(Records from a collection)

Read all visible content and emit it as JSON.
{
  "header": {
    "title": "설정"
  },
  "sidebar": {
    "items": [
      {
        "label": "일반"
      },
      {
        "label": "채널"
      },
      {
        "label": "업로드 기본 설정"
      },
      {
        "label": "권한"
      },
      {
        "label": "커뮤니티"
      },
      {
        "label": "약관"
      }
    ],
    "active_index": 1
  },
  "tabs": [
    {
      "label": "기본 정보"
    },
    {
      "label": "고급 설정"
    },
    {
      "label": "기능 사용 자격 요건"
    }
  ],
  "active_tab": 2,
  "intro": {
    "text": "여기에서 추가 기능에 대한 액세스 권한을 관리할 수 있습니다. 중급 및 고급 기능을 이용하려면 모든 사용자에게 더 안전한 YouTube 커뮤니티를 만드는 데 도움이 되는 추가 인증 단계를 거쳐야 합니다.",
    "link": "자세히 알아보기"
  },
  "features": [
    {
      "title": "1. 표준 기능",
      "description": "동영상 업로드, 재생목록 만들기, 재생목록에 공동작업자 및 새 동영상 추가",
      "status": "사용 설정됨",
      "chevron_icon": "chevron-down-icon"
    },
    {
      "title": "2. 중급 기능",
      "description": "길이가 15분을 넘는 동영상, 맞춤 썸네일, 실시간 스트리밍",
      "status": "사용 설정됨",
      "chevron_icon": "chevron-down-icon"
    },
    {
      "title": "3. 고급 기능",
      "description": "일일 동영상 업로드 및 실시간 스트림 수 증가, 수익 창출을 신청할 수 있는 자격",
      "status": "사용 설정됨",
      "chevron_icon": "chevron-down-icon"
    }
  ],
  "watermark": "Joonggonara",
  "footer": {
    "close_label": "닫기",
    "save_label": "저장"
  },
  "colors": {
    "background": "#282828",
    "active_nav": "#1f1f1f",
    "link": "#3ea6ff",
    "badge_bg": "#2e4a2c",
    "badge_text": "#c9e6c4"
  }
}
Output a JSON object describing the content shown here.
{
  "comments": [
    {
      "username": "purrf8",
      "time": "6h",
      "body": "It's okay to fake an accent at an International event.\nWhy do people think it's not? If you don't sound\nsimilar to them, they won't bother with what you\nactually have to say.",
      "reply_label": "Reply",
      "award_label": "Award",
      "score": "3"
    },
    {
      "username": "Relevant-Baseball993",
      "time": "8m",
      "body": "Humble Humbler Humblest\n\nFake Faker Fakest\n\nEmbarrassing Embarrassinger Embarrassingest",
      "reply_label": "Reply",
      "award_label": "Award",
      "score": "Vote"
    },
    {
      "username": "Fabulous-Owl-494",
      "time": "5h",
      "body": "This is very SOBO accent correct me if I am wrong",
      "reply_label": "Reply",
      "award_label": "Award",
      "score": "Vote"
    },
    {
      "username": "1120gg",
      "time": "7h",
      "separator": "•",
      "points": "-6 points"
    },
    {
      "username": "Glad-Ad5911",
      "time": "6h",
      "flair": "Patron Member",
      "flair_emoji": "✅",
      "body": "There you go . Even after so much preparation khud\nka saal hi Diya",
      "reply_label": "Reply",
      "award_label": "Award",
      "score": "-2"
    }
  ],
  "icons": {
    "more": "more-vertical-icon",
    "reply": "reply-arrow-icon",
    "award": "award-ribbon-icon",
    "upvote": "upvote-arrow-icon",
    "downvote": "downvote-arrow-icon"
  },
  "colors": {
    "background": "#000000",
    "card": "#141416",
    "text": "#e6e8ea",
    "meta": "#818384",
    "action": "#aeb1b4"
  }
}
...
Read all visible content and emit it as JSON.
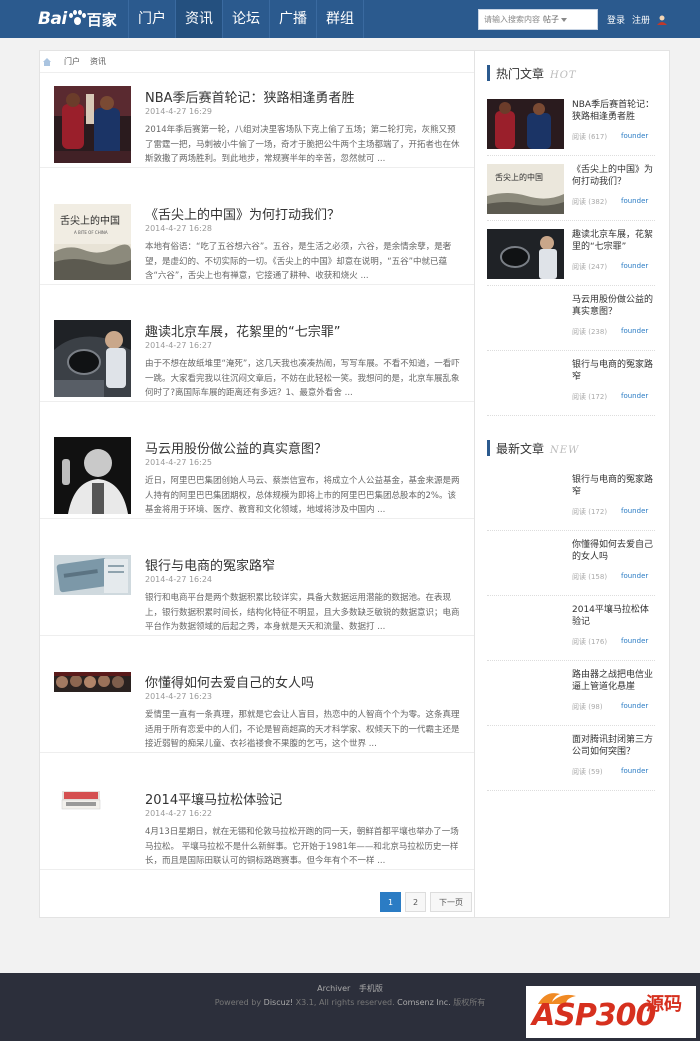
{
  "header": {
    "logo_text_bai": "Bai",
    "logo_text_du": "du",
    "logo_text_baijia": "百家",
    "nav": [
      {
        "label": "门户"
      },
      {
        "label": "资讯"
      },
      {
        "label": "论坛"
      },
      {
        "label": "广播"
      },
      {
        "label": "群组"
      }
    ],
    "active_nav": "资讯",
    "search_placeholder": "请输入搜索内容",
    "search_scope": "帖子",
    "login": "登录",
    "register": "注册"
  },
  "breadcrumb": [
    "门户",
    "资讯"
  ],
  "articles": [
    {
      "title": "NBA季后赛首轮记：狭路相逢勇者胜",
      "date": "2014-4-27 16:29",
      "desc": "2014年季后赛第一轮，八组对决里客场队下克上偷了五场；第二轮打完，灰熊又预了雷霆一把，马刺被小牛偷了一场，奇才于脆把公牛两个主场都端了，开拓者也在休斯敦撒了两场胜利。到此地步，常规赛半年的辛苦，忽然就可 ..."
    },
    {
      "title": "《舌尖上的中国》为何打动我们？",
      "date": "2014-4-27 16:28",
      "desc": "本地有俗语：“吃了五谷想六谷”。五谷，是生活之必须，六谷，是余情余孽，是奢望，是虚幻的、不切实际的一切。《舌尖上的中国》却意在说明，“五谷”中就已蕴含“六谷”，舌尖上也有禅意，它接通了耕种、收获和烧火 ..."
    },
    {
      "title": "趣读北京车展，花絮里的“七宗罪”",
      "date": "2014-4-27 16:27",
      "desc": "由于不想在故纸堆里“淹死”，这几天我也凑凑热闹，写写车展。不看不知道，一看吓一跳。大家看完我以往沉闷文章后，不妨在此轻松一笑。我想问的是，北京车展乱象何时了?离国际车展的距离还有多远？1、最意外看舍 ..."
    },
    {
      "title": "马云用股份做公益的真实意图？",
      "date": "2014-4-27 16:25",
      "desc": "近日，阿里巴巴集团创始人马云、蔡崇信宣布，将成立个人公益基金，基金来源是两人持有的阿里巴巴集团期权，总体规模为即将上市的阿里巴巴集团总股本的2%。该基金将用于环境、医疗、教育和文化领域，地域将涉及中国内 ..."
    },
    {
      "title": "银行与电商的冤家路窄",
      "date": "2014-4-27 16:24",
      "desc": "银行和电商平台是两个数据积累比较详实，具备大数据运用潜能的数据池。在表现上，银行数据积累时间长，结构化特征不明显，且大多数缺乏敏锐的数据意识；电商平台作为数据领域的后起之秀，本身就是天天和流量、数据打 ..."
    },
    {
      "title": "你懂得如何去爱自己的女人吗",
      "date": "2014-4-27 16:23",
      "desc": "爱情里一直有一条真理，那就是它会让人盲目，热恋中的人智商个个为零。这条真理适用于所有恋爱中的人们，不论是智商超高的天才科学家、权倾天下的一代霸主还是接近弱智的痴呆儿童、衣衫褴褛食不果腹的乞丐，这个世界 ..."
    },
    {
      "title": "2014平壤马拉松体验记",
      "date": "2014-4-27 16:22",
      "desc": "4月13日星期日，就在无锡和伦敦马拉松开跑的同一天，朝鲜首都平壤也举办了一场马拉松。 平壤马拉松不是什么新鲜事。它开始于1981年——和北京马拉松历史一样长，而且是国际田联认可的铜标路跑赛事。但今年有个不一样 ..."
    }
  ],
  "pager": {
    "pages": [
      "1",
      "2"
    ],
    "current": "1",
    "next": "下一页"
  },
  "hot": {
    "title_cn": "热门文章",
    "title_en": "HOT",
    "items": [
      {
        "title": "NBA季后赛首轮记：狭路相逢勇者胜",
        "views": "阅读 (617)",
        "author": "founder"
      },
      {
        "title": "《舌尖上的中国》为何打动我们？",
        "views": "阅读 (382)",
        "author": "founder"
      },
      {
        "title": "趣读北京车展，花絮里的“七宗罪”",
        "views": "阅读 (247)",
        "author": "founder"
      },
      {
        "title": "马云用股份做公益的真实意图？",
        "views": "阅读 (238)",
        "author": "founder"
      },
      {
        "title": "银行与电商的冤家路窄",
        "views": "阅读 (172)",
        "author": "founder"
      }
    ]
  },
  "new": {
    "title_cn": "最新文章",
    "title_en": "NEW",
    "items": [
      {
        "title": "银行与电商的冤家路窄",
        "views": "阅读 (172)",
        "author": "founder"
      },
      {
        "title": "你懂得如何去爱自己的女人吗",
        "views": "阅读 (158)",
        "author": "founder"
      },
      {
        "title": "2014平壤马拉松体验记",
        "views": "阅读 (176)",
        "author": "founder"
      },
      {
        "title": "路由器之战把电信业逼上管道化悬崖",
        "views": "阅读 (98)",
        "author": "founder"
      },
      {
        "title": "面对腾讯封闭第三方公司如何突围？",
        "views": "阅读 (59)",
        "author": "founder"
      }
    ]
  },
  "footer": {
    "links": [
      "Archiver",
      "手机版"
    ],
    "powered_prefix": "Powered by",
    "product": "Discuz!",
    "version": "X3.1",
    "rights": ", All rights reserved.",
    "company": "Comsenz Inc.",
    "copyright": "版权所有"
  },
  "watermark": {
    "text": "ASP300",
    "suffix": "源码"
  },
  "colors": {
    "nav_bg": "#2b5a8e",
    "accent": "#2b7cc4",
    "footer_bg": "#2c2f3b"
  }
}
==
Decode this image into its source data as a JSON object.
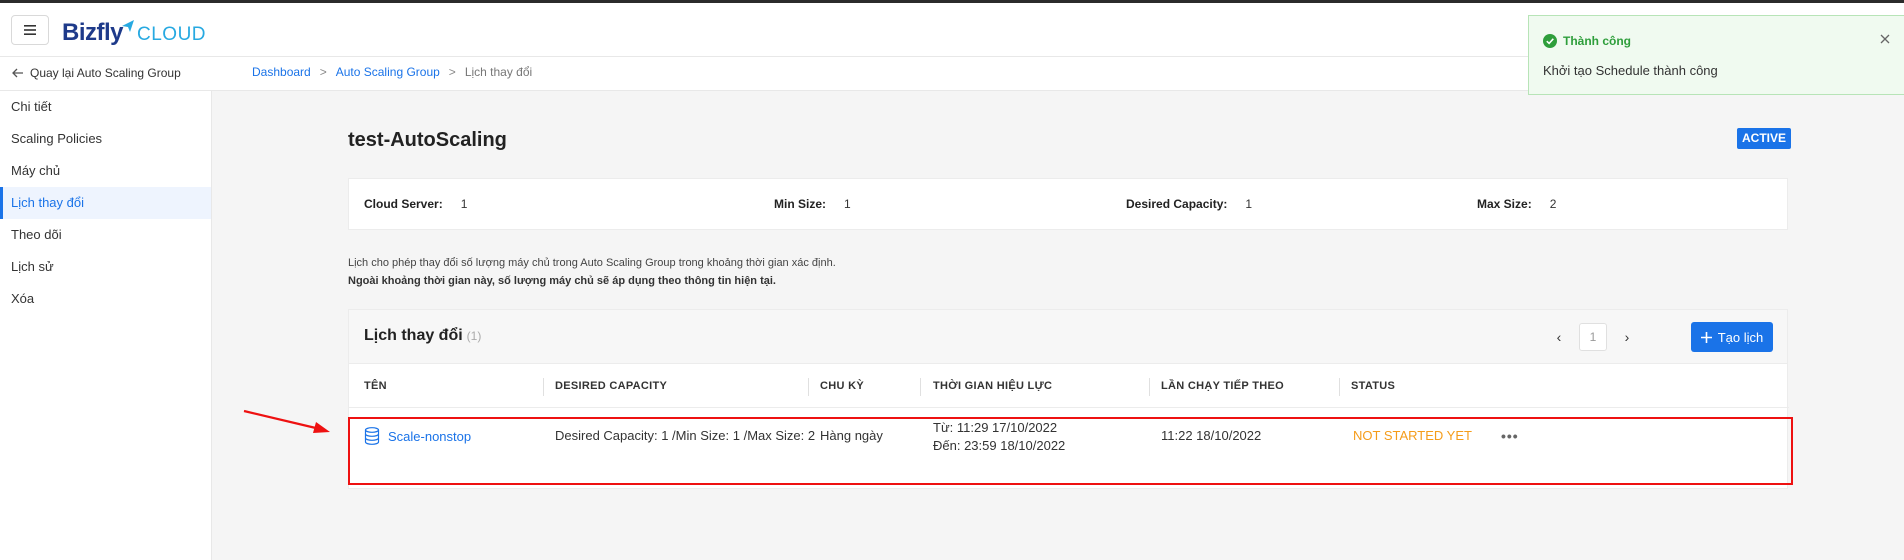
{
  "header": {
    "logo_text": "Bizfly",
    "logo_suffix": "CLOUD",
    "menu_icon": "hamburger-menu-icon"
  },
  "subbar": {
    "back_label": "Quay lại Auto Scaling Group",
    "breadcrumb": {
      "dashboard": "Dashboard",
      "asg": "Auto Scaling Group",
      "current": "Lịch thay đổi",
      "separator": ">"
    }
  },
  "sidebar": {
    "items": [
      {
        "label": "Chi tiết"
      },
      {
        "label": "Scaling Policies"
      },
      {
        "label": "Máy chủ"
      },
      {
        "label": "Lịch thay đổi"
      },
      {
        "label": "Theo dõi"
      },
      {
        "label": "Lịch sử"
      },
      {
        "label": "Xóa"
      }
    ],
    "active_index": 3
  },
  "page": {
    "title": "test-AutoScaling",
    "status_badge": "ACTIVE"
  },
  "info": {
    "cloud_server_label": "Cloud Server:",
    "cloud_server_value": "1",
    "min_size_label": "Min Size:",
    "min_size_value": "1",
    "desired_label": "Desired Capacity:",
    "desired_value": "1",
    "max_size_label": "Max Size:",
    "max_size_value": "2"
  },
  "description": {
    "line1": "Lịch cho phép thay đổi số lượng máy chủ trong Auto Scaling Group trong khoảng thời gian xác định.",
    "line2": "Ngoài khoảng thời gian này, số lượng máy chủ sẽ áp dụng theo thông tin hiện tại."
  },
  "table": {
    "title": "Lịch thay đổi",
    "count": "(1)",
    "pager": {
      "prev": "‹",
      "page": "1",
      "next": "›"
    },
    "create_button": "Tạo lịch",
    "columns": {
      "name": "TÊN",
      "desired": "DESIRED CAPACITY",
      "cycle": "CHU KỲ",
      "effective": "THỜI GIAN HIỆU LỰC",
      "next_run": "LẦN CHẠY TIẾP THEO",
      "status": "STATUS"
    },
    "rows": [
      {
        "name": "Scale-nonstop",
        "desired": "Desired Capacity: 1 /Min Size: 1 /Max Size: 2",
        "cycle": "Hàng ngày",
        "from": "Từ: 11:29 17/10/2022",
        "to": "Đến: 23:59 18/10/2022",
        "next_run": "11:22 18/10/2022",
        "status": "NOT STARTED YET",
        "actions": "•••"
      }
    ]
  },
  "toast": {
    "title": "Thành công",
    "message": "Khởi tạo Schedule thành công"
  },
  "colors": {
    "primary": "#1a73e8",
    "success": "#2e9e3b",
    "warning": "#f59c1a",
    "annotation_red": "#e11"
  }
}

Exercise aim:
Check each line above for the string "lượng" and show the ones that have it.

Written solution:
    "line1": "Lịch cho phép thay đổi số lượng máy chủ trong Auto Scaling Group trong khoảng thời gian xác định.",
    "line2": "Ngoài khoảng thời gian này, số lượng máy chủ sẽ áp dụng theo thông tin hiện tại."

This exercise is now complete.